- EXERCISE: Below are some records; return each one exactly.

Records from a collection:

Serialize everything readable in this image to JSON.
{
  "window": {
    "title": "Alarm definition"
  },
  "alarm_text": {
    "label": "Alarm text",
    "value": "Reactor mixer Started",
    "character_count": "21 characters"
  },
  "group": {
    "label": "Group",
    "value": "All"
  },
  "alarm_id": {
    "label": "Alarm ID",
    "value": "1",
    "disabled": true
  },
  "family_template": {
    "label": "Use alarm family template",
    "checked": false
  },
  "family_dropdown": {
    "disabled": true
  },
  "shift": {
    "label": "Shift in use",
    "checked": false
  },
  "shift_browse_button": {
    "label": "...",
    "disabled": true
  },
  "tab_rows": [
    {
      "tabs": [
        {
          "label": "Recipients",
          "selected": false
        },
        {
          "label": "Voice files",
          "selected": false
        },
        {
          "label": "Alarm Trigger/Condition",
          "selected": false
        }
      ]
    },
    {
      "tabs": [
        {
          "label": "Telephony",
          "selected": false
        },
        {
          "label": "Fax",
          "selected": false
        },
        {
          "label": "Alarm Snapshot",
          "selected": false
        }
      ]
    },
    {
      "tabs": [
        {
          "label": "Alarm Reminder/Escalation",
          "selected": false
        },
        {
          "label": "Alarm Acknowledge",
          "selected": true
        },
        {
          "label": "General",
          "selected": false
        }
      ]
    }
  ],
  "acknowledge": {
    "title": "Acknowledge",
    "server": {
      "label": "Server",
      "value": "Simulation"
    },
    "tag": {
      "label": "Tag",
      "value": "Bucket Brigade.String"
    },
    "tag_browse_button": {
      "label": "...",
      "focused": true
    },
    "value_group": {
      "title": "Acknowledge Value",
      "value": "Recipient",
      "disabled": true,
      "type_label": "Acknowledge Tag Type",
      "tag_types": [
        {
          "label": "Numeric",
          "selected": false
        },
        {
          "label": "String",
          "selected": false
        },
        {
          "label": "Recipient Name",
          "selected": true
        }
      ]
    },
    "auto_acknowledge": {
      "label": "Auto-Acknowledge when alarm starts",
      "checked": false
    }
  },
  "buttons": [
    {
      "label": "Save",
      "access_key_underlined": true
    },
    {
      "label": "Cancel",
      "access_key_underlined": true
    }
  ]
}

- THE OUTPUT:
Serialize everything readable in this image to JSON.
{
  "window": {
    "title": "Alarm definition"
  },
  "alarm_text": {
    "label": "Alarm text",
    "value": "Reactor mixer Started",
    "character_count": "21 characters"
  },
  "group": {
    "label": "Group",
    "value": "All"
  },
  "alarm_id": {
    "label": "Alarm ID",
    "value": "1",
    "disabled": true
  },
  "family_template": {
    "label": "Use alarm family template",
    "checked": false
  },
  "family_dropdown": {
    "disabled": true
  },
  "shift": {
    "label": "Shift in use",
    "checked": false
  },
  "shift_browse_button": {
    "label": "...",
    "disabled": true
  },
  "tab_rows": [
    {
      "tabs": [
        {
          "label": "Recipients",
          "selected": false
        },
        {
          "label": "Voice files",
          "selected": false
        },
        {
          "label": "Alarm Trigger/Condition",
          "selected": false
        }
      ]
    },
    {
      "tabs": [
        {
          "label": "Telephony",
          "selected": false
        },
        {
          "label": "Fax",
          "selected": false
        },
        {
          "label": "Alarm Snapshot",
          "selected": false
        }
      ]
    },
    {
      "tabs": [
        {
          "label": "Alarm Reminder/Escalation",
          "selected": false
        },
        {
          "label": "Alarm Acknowledge",
          "selected": true
        },
        {
          "label": "General",
          "selected": false
        }
      ]
    }
  ],
  "acknowledge": {
    "title": "Acknowledge",
    "server": {
      "label": "Server",
      "value": "Simulation"
    },
    "tag": {
      "label": "Tag",
      "value": "Bucket Brigade.String"
    },
    "tag_browse_button": {
      "label": "...",
      "focused": true
    },
    "value_group": {
      "title": "Acknowledge Value",
      "value": "Recipient",
      "disabled": true,
      "type_label": "Acknowledge Tag Type",
      "tag_types": [
        {
          "label": "Numeric",
          "selected": false
        },
        {
          "label": "String",
          "selected": false
        },
        {
          "label": "Recipient Name",
          "selected": true
        }
      ]
    },
    "auto_acknowledge": {
      "label": "Auto-Acknowledge when alarm starts",
      "checked": false
    }
  },
  "buttons": [
    {
      "label": "Save",
      "access_key_underlined": true
    },
    {
      "label": "Cancel",
      "access_key_underlined": true
    }
  ]
}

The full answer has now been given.